## Exercise instructions
Exactly repeat the material, dropping only the pictures.

Dataset records on visual material:
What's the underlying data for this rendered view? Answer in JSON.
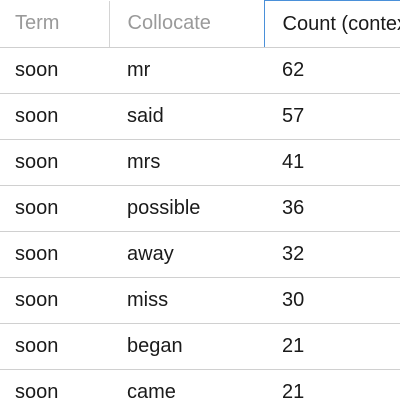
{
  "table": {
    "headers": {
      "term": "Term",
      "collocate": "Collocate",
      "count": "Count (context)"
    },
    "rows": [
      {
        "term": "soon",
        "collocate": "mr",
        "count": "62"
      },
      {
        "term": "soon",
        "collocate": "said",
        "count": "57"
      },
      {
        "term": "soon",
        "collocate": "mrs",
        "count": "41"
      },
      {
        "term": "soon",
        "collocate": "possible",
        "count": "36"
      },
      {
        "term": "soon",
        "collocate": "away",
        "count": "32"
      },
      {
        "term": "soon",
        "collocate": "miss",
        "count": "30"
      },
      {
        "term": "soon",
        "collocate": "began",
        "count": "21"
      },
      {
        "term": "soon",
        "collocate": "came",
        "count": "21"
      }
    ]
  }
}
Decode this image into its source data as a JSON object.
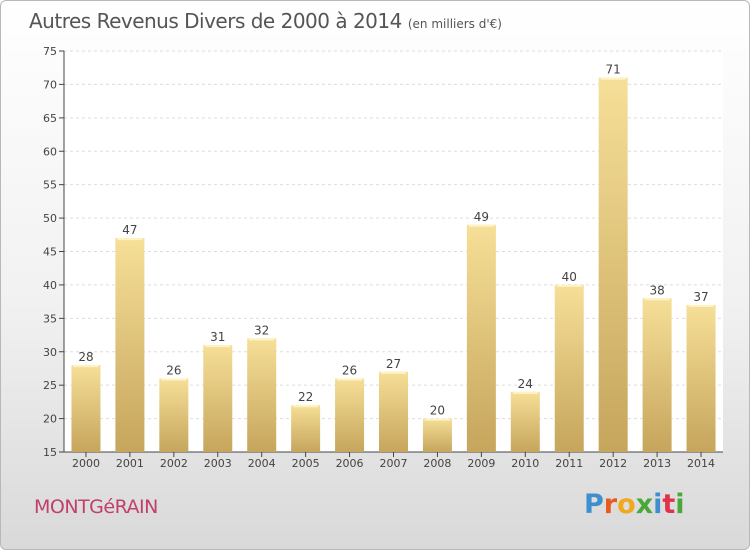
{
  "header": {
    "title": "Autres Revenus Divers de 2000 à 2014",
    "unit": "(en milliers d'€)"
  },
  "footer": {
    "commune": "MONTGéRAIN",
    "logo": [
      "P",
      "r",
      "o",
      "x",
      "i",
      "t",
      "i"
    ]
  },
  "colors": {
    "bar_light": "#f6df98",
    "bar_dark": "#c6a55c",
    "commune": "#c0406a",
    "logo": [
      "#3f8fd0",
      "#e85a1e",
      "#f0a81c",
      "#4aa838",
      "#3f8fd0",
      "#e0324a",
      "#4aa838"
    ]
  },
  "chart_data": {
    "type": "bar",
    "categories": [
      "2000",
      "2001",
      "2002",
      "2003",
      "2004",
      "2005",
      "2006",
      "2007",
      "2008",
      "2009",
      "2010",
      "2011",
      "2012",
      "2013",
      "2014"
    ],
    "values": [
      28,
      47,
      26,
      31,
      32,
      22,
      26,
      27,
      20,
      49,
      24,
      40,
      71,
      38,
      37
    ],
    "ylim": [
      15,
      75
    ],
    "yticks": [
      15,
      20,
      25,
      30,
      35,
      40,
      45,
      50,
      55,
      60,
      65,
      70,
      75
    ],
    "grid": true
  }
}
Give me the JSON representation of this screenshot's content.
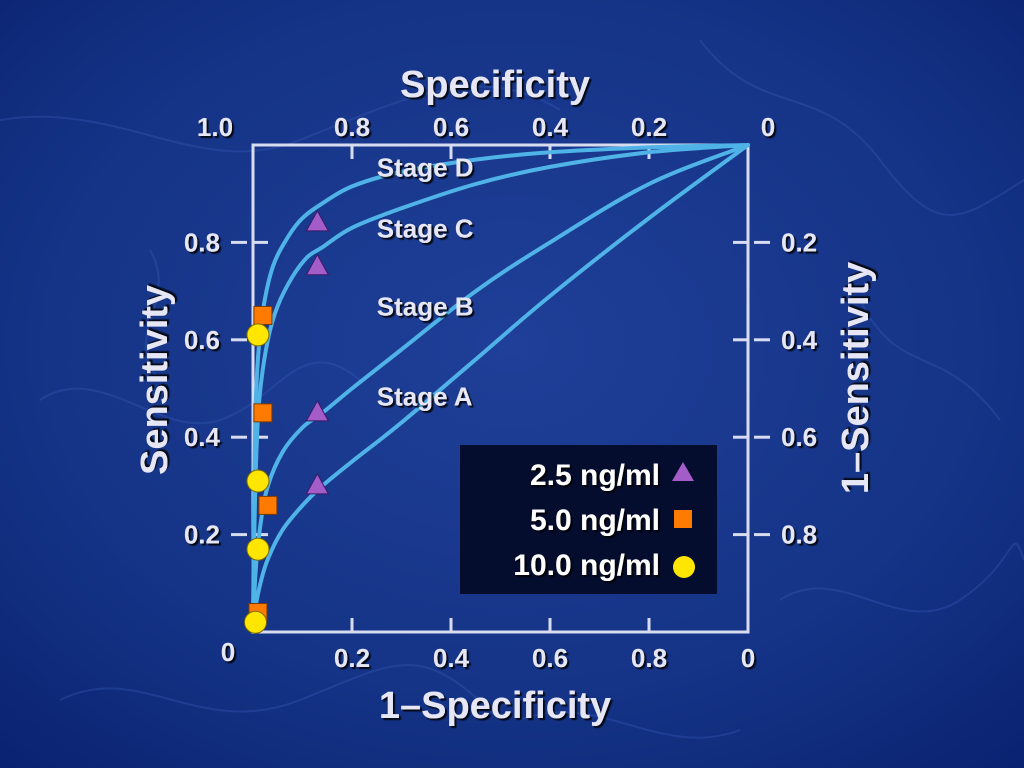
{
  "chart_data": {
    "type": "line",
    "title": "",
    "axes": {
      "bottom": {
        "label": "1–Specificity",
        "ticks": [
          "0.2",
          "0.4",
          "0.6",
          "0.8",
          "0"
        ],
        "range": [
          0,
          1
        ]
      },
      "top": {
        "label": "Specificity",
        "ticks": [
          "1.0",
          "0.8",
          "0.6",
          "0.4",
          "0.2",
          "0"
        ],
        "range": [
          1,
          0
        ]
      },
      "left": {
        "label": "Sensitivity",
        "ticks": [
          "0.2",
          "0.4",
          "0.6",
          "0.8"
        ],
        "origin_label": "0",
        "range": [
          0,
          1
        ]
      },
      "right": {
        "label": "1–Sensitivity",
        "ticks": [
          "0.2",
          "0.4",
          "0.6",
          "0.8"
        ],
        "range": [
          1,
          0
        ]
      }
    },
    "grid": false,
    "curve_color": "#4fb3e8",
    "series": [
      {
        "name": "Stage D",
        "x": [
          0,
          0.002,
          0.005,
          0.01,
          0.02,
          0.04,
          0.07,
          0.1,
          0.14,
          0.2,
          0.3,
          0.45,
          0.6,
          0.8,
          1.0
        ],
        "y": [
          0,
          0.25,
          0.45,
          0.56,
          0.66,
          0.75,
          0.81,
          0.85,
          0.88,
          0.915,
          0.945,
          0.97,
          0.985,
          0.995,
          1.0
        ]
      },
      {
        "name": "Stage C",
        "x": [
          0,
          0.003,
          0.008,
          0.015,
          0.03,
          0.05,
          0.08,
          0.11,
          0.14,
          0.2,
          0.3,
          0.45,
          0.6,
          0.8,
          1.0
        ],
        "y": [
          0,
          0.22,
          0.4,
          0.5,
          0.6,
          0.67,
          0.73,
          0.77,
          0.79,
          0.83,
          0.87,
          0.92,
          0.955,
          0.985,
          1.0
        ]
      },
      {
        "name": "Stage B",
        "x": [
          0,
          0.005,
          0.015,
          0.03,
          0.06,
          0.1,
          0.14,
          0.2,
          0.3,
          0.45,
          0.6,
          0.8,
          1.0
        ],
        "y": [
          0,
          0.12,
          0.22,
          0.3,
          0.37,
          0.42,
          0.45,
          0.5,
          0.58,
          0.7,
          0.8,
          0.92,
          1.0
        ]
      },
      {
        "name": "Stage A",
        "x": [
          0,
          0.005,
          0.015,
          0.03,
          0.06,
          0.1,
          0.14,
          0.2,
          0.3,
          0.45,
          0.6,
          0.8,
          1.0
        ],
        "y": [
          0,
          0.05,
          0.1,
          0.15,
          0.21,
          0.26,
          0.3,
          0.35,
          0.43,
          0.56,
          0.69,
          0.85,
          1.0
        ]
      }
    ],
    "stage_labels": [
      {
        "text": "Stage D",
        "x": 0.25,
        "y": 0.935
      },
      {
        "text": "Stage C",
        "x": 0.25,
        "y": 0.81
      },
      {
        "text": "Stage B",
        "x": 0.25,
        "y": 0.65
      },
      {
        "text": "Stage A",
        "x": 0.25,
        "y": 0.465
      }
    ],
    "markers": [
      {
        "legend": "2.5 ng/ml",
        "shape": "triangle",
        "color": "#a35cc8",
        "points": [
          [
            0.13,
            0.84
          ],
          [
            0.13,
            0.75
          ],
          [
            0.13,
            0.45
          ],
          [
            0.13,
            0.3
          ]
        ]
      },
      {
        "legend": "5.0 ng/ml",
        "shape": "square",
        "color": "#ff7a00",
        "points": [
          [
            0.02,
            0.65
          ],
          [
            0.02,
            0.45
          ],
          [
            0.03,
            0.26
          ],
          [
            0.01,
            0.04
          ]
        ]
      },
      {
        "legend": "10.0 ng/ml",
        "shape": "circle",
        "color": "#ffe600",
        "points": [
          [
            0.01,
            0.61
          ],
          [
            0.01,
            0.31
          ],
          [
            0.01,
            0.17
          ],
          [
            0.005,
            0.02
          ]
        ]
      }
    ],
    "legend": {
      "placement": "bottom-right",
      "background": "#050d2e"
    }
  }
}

## Output of the exercise
What's the underlying data for this rendered view? Answer in JSON.
{
  "table": {
    "headers": {
      "term": "Term",
      "collocate": "Collocate",
      "count": "Count (context)"
    },
    "rows": [
      {
        "term": "soon",
        "collocate": "mr",
        "count": "62"
      },
      {
        "term": "soon",
        "collocate": "said",
        "count": "57"
      },
      {
        "term": "soon",
        "collocate": "mrs",
        "count": "41"
      },
      {
        "term": "soon",
        "collocate": "possible",
        "count": "36"
      },
      {
        "term": "soon",
        "collocate": "away",
        "count": "32"
      },
      {
        "term": "soon",
        "collocate": "miss",
        "count": "30"
      },
      {
        "term": "soon",
        "collocate": "began",
        "count": "21"
      },
      {
        "term": "soon",
        "collocate": "came",
        "count": "21"
      }
    ]
  }
}
Decode this image into its source data as a JSON object.
{
  "header": {
    "title": "Autres Revenus Divers de 2000 à 2014",
    "unit": "(en milliers d'€)"
  },
  "footer": {
    "commune": "MONTGéRAIN",
    "logo": [
      "P",
      "r",
      "o",
      "x",
      "i",
      "t",
      "i"
    ]
  },
  "colors": {
    "bar_light": "#f6df98",
    "bar_dark": "#c6a55c",
    "commune": "#c0406a",
    "logo": [
      "#3f8fd0",
      "#e85a1e",
      "#f0a81c",
      "#4aa838",
      "#3f8fd0",
      "#e0324a",
      "#4aa838"
    ]
  },
  "chart_data": {
    "type": "bar",
    "categories": [
      "2000",
      "2001",
      "2002",
      "2003",
      "2004",
      "2005",
      "2006",
      "2007",
      "2008",
      "2009",
      "2010",
      "2011",
      "2012",
      "2013",
      "2014"
    ],
    "values": [
      28,
      47,
      26,
      31,
      32,
      22,
      26,
      27,
      20,
      49,
      24,
      40,
      71,
      38,
      37
    ],
    "ylim": [
      15,
      75
    ],
    "yticks": [
      15,
      20,
      25,
      30,
      35,
      40,
      45,
      50,
      55,
      60,
      65,
      70,
      75
    ],
    "grid": true
  }
}
Give me the JSON representation of this screenshot's content.
{
  "chart_data": {
    "type": "line",
    "title": "",
    "axes": {
      "bottom": {
        "label": "1–Specificity",
        "ticks": [
          "0.2",
          "0.4",
          "0.6",
          "0.8",
          "0"
        ],
        "range": [
          0,
          1
        ]
      },
      "top": {
        "label": "Specificity",
        "ticks": [
          "1.0",
          "0.8",
          "0.6",
          "0.4",
          "0.2",
          "0"
        ],
        "range": [
          1,
          0
        ]
      },
      "left": {
        "label": "Sensitivity",
        "ticks": [
          "0.2",
          "0.4",
          "0.6",
          "0.8"
        ],
        "origin_label": "0",
        "range": [
          0,
          1
        ]
      },
      "right": {
        "label": "1–Sensitivity",
        "ticks": [
          "0.2",
          "0.4",
          "0.6",
          "0.8"
        ],
        "range": [
          1,
          0
        ]
      }
    },
    "grid": false,
    "curve_color": "#4fb3e8",
    "series": [
      {
        "name": "Stage D",
        "x": [
          0,
          0.002,
          0.005,
          0.01,
          0.02,
          0.04,
          0.07,
          0.1,
          0.14,
          0.2,
          0.3,
          0.45,
          0.6,
          0.8,
          1.0
        ],
        "y": [
          0,
          0.25,
          0.45,
          0.56,
          0.66,
          0.75,
          0.81,
          0.85,
          0.88,
          0.915,
          0.945,
          0.97,
          0.985,
          0.995,
          1.0
        ]
      },
      {
        "name": "Stage C",
        "x": [
          0,
          0.003,
          0.008,
          0.015,
          0.03,
          0.05,
          0.08,
          0.11,
          0.14,
          0.2,
          0.3,
          0.45,
          0.6,
          0.8,
          1.0
        ],
        "y": [
          0,
          0.22,
          0.4,
          0.5,
          0.6,
          0.67,
          0.73,
          0.77,
          0.79,
          0.83,
          0.87,
          0.92,
          0.955,
          0.985,
          1.0
        ]
      },
      {
        "name": "Stage B",
        "x": [
          0,
          0.005,
          0.015,
          0.03,
          0.06,
          0.1,
          0.14,
          0.2,
          0.3,
          0.45,
          0.6,
          0.8,
          1.0
        ],
        "y": [
          0,
          0.12,
          0.22,
          0.3,
          0.37,
          0.42,
          0.45,
          0.5,
          0.58,
          0.7,
          0.8,
          0.92,
          1.0
        ]
      },
      {
        "name": "Stage A",
        "x": [
          0,
          0.005,
          0.015,
          0.03,
          0.06,
          0.1,
          0.14,
          0.2,
          0.3,
          0.45,
          0.6,
          0.8,
          1.0
        ],
        "y": [
          0,
          0.05,
          0.1,
          0.15,
          0.21,
          0.26,
          0.3,
          0.35,
          0.43,
          0.56,
          0.69,
          0.85,
          1.0
        ]
      }
    ],
    "stage_labels": [
      {
        "text": "Stage D",
        "x": 0.25,
        "y": 0.935
      },
      {
        "text": "Stage C",
        "x": 0.25,
        "y": 0.81
      },
      {
        "text": "Stage B",
        "x": 0.25,
        "y": 0.65
      },
      {
        "text": "Stage A",
        "x": 0.25,
        "y": 0.465
      }
    ],
    "markers": [
      {
        "legend": "2.5 ng/ml",
        "shape": "triangle",
        "color": "#a35cc8",
        "points": [
          [
            0.13,
            0.84
          ],
          [
            0.13,
            0.75
          ],
          [
            0.13,
            0.45
          ],
          [
            0.13,
            0.3
          ]
        ]
      },
      {
        "legend": "5.0 ng/ml",
        "shape": "square",
        "color": "#ff7a00",
        "points": [
          [
            0.02,
            0.65
          ],
          [
            0.02,
            0.45
          ],
          [
            0.03,
            0.26
          ],
          [
            0.01,
            0.04
          ]
        ]
      },
      {
        "legend": "10.0 ng/ml",
        "shape": "circle",
        "color": "#ffe600",
        "points": [
          [
            0.01,
            0.61
          ],
          [
            0.01,
            0.31
          ],
          [
            0.01,
            0.17
          ],
          [
            0.005,
            0.02
          ]
        ]
      }
    ],
    "legend": {
      "placement": "bottom-right",
      "background": "#050d2e"
    }
  }
}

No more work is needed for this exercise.